Report how many lines in the records below hold the word "disease". Add nothing to the number.
── Material shown ──
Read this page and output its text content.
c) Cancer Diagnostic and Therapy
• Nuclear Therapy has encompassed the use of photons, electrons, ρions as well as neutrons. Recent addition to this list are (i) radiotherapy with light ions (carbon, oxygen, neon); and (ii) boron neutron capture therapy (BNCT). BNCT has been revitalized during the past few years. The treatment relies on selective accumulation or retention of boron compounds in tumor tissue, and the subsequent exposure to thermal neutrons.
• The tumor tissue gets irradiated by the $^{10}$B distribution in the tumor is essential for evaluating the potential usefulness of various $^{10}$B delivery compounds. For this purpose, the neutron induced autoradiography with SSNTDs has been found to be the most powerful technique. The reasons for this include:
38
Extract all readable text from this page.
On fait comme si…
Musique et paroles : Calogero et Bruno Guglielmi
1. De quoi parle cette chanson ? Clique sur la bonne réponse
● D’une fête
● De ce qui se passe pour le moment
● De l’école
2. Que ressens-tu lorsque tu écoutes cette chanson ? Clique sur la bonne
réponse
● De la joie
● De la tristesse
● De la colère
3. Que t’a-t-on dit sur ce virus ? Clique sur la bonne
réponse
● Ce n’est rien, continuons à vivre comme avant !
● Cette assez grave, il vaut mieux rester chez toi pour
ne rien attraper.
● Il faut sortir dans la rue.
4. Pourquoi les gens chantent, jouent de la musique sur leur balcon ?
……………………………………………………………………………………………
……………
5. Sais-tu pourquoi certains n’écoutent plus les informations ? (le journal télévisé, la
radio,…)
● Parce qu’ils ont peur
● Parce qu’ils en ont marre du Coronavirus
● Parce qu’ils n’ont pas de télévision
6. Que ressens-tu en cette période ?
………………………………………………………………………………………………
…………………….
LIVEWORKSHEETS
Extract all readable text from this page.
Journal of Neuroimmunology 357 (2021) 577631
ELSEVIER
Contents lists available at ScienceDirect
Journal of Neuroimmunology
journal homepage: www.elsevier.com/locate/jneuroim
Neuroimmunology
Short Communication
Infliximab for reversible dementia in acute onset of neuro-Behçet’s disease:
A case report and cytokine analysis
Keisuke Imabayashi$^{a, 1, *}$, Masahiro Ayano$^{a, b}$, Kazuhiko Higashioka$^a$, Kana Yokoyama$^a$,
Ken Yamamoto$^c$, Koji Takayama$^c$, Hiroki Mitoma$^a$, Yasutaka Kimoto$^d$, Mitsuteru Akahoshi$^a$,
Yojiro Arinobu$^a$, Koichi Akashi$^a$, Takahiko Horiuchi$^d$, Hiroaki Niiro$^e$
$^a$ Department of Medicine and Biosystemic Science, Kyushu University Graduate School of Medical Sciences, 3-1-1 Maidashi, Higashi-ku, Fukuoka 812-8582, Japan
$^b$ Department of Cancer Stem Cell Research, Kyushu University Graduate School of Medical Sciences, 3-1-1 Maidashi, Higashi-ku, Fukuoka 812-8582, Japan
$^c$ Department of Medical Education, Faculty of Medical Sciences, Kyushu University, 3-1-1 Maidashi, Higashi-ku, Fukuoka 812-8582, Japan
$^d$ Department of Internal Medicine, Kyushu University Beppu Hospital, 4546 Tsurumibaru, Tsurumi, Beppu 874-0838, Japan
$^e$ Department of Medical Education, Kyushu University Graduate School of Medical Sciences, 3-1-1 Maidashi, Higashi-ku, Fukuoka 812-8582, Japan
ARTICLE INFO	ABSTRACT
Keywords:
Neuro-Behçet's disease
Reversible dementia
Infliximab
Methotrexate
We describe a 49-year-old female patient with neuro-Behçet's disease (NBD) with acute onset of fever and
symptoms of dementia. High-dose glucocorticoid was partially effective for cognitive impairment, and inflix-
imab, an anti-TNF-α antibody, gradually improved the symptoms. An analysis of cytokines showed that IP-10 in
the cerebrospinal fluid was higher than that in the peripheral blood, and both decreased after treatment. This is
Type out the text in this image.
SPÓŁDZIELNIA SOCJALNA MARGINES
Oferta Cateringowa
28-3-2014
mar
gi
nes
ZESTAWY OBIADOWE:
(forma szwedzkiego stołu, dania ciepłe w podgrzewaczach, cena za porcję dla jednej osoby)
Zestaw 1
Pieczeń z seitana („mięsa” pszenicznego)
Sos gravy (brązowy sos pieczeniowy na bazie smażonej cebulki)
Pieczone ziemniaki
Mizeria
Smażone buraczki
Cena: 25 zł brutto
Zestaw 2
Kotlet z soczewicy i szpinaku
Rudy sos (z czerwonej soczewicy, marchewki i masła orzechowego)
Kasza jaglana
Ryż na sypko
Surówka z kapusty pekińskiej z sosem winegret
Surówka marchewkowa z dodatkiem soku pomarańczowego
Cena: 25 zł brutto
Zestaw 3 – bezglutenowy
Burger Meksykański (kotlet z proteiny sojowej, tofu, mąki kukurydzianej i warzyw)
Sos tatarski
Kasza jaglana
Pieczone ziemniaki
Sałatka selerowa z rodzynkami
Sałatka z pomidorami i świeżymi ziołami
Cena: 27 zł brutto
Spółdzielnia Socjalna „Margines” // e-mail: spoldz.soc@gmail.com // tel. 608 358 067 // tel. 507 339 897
───
--- Answer to this problem ---
3